To confront the nearly certain risk and danger of politics—even the fictional representation of House of Cards—requires courage. To act politically means risking the very fabric of the human world, yet political action risks the world every day, especially in the postnuclear age. With one mistake, the world can be undone.
In truth, House of Cards offers us a half-truth about our own undoing. Our worries may outstrip concrete realities. Philosophers, though, are very good at worrying, or what they like to call “contemplating,” and this can put them at odds with the concrete practical ends of life depicted in House of Cards. In the contemplative life, you withdraw from the political world to think deeply before returning to the world of action. Indeed, that is the purpose of this book. In these pages, we reflect on Frank and the other political insiders and ask: Will the cards ever fall? And if they do fall, what then? The anxiety is productive, returning us to ourselves, putting us in the state of wonder that Plato and Aristotle say is the beginning of philosophy. Wonder begets courage. So, let us begin.
James Ketchen and Michael Yeo
The road to power is paved with hypocrisy.
—Frank Underwood
The reviews all seem to agree: “The Empty Cynicism of House of Cards,” reads one. “The Most Cynical Show on TV,” reads another. And “The Very American Cynicism of House of Cards,” reads yet another.
The reviews are still coming in on Plato's (428–348 BCE) Republic,1 which ends more optimistically than House of Cards probably will. Frank Underwood and House of Cards in general are modern manifestations of a deeply cynical view of politics, and as such they reflect the challenge of the Sophists presented by Plato in Books 1 and 2 of the Republic. In Plato's day, professional teachers called Sophists taught the youth of Athens the political skills purported to be necessary for success in public life. Key to their teaching was a cynicism about the political world in which the strong get the better of the weak, and where exploitation, manipulation, and, yes, hypocrisy “paved the road to power.”
The Republic is very much a philosophical set piece, each part carefully designed to further the arguments and ideas under consideration. Early on in Book 1, the character Socrates turns the discussion to the nature of justice.2 In the ensuing discussion, Socrates' interlocutors give several definitions like “justice is telling the truth and paying one's debts,”3 or “justice is helping one's friends and hurting one's enemies.”4 None of these definitions stands up to scrutiny as Socrates exposes weaknesses in them.
A decisive transition in the dialogue occurs when the character Thrasymachus—a Sophist—forcefully intervenes like a “wild beast,”5 saying that the discussion of justice to that point has been stupid and naïve. Thrasymachus offers his own definition: Justice “is nothing but the advantage of the stronger.”6 This account is not so much about how we ought to live as it is about the de facto status of what norms guide us. The rules benefit the powerful. That's just how it goes.

EXERCISES =>
• A. Please summarize the House of Cards passage in two sentences.
• B. Resume the House of Cards passage, picking up right after its last sentence.
The material that comes next is drawn from a separate source.

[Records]
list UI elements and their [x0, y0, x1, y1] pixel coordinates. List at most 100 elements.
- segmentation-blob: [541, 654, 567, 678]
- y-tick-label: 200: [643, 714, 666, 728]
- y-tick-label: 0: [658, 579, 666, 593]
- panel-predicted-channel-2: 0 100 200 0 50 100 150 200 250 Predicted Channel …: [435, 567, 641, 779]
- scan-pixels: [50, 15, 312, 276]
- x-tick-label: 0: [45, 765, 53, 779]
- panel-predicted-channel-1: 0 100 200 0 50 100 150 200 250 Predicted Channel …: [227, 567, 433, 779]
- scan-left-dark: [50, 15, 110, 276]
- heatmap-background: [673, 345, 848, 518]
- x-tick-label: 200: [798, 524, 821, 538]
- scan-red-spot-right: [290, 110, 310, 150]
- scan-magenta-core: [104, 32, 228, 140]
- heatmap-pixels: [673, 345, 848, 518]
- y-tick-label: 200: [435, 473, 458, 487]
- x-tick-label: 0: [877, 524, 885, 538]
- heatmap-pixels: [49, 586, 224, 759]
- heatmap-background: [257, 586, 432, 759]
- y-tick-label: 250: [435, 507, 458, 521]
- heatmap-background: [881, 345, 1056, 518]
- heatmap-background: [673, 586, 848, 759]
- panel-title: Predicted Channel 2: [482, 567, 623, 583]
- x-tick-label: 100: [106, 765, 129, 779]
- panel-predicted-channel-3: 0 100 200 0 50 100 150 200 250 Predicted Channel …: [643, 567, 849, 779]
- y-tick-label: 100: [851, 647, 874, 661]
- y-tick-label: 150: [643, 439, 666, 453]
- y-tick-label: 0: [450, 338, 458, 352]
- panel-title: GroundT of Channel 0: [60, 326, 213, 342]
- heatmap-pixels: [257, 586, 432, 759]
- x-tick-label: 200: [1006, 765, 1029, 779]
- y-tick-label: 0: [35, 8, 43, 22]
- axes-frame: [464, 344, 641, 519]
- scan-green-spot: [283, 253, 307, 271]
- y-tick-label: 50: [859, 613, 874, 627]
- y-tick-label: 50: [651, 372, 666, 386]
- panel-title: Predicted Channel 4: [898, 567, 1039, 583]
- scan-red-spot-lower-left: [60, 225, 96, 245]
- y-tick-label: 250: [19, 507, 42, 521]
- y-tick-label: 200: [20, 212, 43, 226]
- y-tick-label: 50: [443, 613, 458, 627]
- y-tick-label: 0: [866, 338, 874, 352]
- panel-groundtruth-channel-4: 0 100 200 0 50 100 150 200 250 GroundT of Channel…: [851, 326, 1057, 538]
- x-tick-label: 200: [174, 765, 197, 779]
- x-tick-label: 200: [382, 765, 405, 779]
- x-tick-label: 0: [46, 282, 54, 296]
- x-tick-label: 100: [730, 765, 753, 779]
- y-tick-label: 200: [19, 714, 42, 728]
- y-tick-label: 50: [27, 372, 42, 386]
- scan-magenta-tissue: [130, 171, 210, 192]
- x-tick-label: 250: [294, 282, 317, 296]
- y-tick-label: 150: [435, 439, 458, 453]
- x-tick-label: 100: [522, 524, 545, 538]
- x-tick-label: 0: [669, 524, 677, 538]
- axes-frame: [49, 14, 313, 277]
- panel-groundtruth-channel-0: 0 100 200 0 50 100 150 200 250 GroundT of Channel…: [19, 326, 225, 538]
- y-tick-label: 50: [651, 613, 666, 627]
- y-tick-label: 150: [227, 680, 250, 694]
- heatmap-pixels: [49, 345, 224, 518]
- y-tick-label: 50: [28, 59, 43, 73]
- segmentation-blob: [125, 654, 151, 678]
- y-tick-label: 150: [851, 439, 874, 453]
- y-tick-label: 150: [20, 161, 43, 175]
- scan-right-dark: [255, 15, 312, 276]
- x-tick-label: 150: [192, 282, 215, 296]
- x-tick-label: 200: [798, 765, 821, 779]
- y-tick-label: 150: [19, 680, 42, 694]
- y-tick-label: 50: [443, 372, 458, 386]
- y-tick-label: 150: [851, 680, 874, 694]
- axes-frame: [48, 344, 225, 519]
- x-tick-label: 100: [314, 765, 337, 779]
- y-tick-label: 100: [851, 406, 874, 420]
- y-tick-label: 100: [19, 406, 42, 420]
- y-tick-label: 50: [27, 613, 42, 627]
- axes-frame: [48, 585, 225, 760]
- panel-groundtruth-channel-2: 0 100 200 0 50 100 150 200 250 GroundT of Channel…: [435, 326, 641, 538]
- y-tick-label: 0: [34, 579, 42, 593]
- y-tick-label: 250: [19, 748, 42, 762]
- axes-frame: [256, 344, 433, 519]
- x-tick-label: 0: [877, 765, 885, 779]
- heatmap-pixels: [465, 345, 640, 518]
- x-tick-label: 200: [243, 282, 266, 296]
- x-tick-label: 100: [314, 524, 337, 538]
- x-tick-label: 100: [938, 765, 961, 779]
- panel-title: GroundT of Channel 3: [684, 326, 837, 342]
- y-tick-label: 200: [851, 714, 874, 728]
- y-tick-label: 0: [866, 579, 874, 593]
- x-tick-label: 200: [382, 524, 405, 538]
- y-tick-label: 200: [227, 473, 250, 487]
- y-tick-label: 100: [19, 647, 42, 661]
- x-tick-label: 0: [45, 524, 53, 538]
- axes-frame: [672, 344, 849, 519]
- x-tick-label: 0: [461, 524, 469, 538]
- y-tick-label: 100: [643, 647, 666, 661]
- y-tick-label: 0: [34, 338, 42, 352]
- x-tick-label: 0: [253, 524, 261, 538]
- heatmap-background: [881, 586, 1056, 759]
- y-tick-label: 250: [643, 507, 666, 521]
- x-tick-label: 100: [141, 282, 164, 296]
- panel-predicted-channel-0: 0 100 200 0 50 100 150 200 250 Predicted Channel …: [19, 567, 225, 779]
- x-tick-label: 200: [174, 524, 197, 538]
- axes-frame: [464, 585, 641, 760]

ANSWERS FOR THIS EXERCISE =>
• A. Frank Underwood and House of Cards reflect a deeply cynical view of politics that mirrors the Sophists' challenge in Books 1 and 2 of Plato's Republic, where Sophists taught that the strong get the better of the weak and that hypocrisy paved the road to power. In the Republic, Socrates exposes weaknesses in several definitions of justice until the Sophist Thrasymachus intervenes and declares that justice is nothing but the advantage of the stronger.

• B.
Thrasymachus' view of politics, like Frank's, is deeply cynical. Politics is about power, and nothing more. The powerful will see to it that the rules serve their interest. From the standpoint of those who don't have power, the rules will not be to their advantage but to someone else's advantage. In the course of his defense, Thrasymachus slides from a descriptive statement to an evaluative one: Those who are just (who follow the rules) are dupes or suckers. One would be better off not following the rules, if one had the power and ability, and so living the life of injustice is supremely preferable to the life of justice. It is, in short, better to be ruthless and unjust than it is to be just and taken advantage of.
Frank often asserts a kind of ownership over people. Certainly, this “ownership” is not in the form of chattel slavery, but in important respects his relations with other characters go beyond just manipulation.
One of Frank's central strategies is to place people in thrall to him. At one point he refers to his Gaffney, South Carolina, constituents as “my people,” and this means more than just “those like me” or “the people from which I come.” There is a sense of proprietorship in his attitude, as though Gaffney were a kind of fiefdom or, perhaps, apropos of the Republic and Thrasymachus, a flock of sheep. Evocative of this latter image is Frank's admiration for Tusk, who, he tells us, “Measures wealth not in jets but in purchased souls.”
Arguably the most tragic of Frank's “sheep” is Peter Russo, who upon coming to the end of the line with Frank, bleats forlornly, “Whenever has your help helped me?” Frank even gets Russo to sacrifice and slaughter some of his own sheep with the closing of the naval base in Russo's district. Countless lives were ruined, and the social upheaval was immeasurable.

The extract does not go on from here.